● **Provided data**
— START —

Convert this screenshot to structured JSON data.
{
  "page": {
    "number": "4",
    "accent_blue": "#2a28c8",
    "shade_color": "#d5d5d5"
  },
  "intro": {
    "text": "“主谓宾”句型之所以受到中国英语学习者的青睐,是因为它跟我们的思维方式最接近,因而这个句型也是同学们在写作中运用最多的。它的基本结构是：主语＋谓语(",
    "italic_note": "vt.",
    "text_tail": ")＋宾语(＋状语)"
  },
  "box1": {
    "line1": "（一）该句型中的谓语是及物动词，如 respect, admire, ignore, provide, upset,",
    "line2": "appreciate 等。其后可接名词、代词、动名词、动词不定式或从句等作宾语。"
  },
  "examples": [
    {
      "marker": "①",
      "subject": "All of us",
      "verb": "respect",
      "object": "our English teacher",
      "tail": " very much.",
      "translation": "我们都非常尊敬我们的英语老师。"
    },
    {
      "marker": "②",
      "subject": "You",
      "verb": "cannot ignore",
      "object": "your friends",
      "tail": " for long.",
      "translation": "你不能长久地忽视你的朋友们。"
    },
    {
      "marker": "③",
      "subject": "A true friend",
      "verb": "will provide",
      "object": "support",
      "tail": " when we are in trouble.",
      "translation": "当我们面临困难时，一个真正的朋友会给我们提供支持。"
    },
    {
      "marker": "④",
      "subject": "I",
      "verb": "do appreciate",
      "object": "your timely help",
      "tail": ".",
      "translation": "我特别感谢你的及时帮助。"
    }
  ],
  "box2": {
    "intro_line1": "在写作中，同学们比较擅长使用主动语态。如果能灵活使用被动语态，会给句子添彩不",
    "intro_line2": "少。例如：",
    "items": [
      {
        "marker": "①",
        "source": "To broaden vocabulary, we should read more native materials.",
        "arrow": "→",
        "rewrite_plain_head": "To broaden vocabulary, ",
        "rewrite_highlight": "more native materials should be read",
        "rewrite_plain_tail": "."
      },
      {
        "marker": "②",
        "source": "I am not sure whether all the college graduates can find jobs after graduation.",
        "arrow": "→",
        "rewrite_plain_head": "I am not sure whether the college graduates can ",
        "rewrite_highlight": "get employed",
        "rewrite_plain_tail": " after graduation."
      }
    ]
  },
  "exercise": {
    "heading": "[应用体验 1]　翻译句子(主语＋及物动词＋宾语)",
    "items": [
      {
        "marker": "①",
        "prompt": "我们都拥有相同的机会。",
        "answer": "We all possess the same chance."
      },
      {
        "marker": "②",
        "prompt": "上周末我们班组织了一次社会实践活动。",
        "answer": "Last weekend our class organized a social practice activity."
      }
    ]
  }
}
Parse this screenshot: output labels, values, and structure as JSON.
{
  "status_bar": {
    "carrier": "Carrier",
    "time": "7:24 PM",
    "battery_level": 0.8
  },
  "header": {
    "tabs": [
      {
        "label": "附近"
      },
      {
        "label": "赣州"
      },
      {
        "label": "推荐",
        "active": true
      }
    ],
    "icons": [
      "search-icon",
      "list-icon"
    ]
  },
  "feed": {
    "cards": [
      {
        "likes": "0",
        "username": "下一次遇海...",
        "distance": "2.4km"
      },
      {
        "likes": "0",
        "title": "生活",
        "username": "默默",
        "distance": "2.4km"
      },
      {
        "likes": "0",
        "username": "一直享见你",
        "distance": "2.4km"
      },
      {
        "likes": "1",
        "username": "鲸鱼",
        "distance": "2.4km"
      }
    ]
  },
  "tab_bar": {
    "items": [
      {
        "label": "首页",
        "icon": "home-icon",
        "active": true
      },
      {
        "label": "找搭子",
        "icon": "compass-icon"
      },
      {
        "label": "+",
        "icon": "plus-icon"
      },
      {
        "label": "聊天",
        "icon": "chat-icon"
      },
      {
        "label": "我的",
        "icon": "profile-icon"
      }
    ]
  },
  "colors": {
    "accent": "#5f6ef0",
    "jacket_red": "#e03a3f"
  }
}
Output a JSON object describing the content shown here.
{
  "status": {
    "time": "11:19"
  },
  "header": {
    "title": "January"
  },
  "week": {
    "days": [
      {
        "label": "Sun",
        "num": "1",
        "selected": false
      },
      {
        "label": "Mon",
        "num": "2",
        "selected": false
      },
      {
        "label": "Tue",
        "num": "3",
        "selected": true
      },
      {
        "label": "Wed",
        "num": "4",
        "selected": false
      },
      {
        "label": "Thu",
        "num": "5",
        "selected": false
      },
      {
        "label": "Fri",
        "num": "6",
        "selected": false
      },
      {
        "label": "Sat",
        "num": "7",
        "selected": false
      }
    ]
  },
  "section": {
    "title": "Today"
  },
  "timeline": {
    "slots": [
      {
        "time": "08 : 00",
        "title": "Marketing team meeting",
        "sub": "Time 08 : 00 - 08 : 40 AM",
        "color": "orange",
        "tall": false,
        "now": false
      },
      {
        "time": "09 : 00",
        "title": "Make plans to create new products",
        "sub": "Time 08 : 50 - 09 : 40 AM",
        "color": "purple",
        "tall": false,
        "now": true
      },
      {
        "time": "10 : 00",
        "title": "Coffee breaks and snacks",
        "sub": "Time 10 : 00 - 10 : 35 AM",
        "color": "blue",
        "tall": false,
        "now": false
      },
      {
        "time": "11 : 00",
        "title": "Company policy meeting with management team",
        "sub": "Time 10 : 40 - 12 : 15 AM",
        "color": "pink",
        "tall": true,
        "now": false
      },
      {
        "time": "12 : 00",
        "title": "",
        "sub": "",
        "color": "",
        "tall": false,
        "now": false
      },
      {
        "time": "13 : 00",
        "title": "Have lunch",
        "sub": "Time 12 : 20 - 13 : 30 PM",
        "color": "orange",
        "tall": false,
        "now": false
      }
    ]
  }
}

— END —

● **What the task requires**
What is needed here is an exact reproduction of all the entries.

● **Exercise solution**
Convert this screenshot to structured JSON data.
{
  "page": {
    "number": "4",
    "accent_blue": "#2a28c8",
    "shade_color": "#d5d5d5"
  },
  "intro": {
    "text": "“主谓宾”句型之所以受到中国英语学习者的青睐,是因为它跟我们的思维方式最接近,因而这个句型也是同学们在写作中运用最多的。它的基本结构是：主语＋谓语(",
    "italic_note": "vt.",
    "text_tail": ")＋宾语(＋状语)"
  },
  "box1": {
    "line1": "（一）该句型中的谓语是及物动词，如 respect, admire, ignore, provide, upset,",
    "line2": "appreciate 等。其后可接名词、代词、动名词、动词不定式或从句等作宾语。"
  },
  "examples": [
    {
      "marker": "①",
      "subject": "All of us",
      "verb": "respect",
      "object": "our English teacher",
      "tail": " very much.",
      "translation": "我们都非常尊敬我们的英语老师。"
    },
    {
      "marker": "②",
      "subject": "You",
      "verb": "cannot ignore",
      "object": "your friends",
      "tail": " for long.",
      "translation": "你不能长久地忽视你的朋友们。"
    },
    {
      "marker": "③",
      "subject": "A true friend",
      "verb": "will provide",
      "object": "support",
      "tail": " when we are in trouble.",
      "translation": "当我们面临困难时，一个真正的朋友会给我们提供支持。"
    },
    {
      "marker": "④",
      "subject": "I",
      "verb": "do appreciate",
      "object": "your timely help",
      "tail": ".",
      "translation": "我特别感谢你的及时帮助。"
    }
  ],
  "box2": {
    "intro_line1": "在写作中，同学们比较擅长使用主动语态。如果能灵活使用被动语态，会给句子添彩不",
    "intro_line2": "少。例如：",
    "items": [
      {
        "marker": "①",
        "source": "To broaden vocabulary, we should read more native materials.",
        "arrow": "→",
        "rewrite_plain_head": "To broaden vocabulary, ",
        "rewrite_highlight": "more native materials should be read",
        "rewrite_plain_tail": "."
      },
      {
        "marker": "②",
        "source": "I am not sure whether all the college graduates can find jobs after graduation.",
        "arrow": "→",
        "rewrite_plain_head": "I am not sure whether the college graduates can ",
        "rewrite_highlight": "get employed",
        "rewrite_plain_tail": " after graduation."
      }
    ]
  },
  "exercise": {
    "heading": "[应用体验 1]　翻译句子(主语＋及物动词＋宾语)",
    "items": [
      {
        "marker": "①",
        "prompt": "我们都拥有相同的机会。",
        "answer": "We all possess the same chance."
      },
      {
        "marker": "②",
        "prompt": "上周末我们班组织了一次社会实践活动。",
        "answer": "Last weekend our class organized a social practice activity."
      }
    ]
  }
}
Parse this screenshot: output labels, values, and structure as JSON.
{
  "status_bar": {
    "carrier": "Carrier",
    "time": "7:24 PM",
    "battery_level": 0.8
  },
  "header": {
    "tabs": [
      {
        "label": "附近"
      },
      {
        "label": "赣州"
      },
      {
        "label": "推荐",
        "active": true
      }
    ],
    "icons": [
      "search-icon",
      "list-icon"
    ]
  },
  "feed": {
    "cards": [
      {
        "likes": "0",
        "username": "下一次遇海...",
        "distance": "2.4km"
      },
      {
        "likes": "0",
        "title": "生活",
        "username": "默默",
        "distance": "2.4km"
      },
      {
        "likes": "0",
        "username": "一直享见你",
        "distance": "2.4km"
      },
      {
        "likes": "1",
        "username": "鲸鱼",
        "distance": "2.4km"
      }
    ]
  },
  "tab_bar": {
    "items": [
      {
        "label": "首页",
        "icon": "home-icon",
        "active": true
      },
      {
        "label": "找搭子",
        "icon": "compass-icon"
      },
      {
        "label": "+",
        "icon": "plus-icon"
      },
      {
        "label": "聊天",
        "icon": "chat-icon"
      },
      {
        "label": "我的",
        "icon": "profile-icon"
      }
    ]
  },
  "colors": {
    "accent": "#5f6ef0",
    "jacket_red": "#e03a3f"
  }
}
Output a JSON object describing the content shown here.
{
  "status": {
    "time": "11:19"
  },
  "header": {
    "title": "January"
  },
  "week": {
    "days": [
      {
        "label": "Sun",
        "num": "1",
        "selected": false
      },
      {
        "label": "Mon",
        "num": "2",
        "selected": false
      },
      {
        "label": "Tue",
        "num": "3",
        "selected": true
      },
      {
        "label": "Wed",
        "num": "4",
        "selected": false
      },
      {
        "label": "Thu",
        "num": "5",
        "selected": false
      },
      {
        "label": "Fri",
        "num": "6",
        "selected": false
      },
      {
        "label": "Sat",
        "num": "7",
        "selected": false
      }
    ]
  },
  "section": {
    "title": "Today"
  },
  "timeline": {
    "slots": [
      {
        "time": "08 : 00",
        "title": "Marketing team meeting",
        "sub": "Time 08 : 00 - 08 : 40 AM",
        "color": "orange",
        "tall": false,
        "now": false
      },
      {
        "time": "09 : 00",
        "title": "Make plans to create new products",
        "sub": "Time 08 : 50 - 09 : 40 AM",
        "color": "purple",
        "tall": false,
        "now": true
      },
      {
        "time": "10 : 00",
        "title": "Coffee breaks and snacks",
        "sub": "Time 10 : 00 - 10 : 35 AM",
        "color": "blue",
        "tall": false,
        "now": false
      },
      {
        "time": "11 : 00",
        "title": "Company policy meeting with management team",
        "sub": "Time 10 : 40 - 12 : 15 AM",
        "color": "pink",
        "tall": true,
        "now": false
      },
      {
        "time": "12 : 00",
        "title": "",
        "sub": "",
        "color": "",
        "tall": false,
        "now": false
      },
      {
        "time": "13 : 00",
        "title": "Have lunch",
        "sub": "Time 12 : 20 - 13 : 30 PM",
        "color": "orange",
        "tall": false,
        "now": false
      }
    ]
  }
}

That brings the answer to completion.